(Source records)
* * * *

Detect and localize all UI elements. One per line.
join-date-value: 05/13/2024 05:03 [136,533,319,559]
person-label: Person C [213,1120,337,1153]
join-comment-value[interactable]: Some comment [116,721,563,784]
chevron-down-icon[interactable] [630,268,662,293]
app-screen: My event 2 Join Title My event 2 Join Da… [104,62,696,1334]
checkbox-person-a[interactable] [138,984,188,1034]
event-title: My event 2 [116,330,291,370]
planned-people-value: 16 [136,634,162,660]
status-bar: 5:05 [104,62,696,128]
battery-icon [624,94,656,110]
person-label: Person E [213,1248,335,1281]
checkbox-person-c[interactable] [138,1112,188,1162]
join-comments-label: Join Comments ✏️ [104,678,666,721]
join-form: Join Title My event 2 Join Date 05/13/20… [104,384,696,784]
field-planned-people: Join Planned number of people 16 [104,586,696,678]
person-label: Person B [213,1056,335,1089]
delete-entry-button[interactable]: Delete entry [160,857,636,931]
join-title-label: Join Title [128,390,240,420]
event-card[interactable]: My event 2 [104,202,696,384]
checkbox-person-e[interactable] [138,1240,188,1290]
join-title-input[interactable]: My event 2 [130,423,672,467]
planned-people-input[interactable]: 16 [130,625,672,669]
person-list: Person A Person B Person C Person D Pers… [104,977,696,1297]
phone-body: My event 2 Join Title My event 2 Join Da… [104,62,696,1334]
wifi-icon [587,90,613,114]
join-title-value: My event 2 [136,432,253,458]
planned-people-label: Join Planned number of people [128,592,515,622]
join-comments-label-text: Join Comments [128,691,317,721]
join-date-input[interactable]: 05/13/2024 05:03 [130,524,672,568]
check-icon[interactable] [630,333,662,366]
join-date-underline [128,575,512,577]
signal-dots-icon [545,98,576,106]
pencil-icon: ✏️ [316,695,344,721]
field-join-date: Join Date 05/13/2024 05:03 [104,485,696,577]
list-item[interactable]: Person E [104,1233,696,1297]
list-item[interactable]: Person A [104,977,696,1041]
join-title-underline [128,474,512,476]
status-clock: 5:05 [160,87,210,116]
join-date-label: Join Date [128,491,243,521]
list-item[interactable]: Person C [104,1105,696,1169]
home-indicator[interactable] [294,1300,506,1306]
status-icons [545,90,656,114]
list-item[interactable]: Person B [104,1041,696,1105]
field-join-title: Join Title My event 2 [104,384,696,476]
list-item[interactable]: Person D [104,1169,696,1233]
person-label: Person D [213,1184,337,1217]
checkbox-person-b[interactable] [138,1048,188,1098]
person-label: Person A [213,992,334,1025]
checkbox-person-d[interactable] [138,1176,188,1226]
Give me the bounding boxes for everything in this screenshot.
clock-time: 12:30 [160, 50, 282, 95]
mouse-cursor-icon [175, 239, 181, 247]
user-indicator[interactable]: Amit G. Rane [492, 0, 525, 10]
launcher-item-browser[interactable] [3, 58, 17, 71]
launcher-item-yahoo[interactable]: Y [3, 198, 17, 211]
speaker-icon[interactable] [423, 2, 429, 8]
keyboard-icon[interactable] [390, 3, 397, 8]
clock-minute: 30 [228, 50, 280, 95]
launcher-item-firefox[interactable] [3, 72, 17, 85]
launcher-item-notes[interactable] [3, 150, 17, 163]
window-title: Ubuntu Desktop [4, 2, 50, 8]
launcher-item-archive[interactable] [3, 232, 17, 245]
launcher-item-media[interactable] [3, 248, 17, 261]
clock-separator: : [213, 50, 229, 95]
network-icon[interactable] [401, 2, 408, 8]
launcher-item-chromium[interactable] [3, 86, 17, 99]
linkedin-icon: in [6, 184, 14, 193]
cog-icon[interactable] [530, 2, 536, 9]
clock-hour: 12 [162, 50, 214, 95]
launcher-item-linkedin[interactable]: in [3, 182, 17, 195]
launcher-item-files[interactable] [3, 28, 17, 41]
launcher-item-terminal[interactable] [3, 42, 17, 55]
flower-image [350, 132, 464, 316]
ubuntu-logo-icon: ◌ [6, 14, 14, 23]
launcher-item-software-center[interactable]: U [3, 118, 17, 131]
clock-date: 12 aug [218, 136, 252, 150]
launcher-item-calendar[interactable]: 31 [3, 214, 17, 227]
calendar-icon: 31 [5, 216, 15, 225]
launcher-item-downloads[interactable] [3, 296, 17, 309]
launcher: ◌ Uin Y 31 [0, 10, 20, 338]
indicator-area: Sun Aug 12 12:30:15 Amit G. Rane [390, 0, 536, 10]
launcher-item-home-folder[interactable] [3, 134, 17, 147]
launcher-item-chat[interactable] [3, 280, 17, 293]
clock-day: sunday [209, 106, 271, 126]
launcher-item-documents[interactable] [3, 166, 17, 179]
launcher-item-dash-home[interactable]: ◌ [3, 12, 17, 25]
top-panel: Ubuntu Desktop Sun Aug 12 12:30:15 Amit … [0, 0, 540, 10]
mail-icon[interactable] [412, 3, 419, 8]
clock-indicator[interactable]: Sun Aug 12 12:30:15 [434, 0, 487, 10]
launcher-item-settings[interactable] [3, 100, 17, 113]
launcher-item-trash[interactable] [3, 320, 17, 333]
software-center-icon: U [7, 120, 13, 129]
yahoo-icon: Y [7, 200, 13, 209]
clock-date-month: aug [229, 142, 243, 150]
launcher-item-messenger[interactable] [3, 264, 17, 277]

* * * *

Your goal:
Find each line in the source records that contains the string "number", and copy those lines.

Output for this exercise:
field-planned-people: Join Planned number of people 16 [104,586,696,678]
planned-people-label: Join Planned number of people [128,592,515,622]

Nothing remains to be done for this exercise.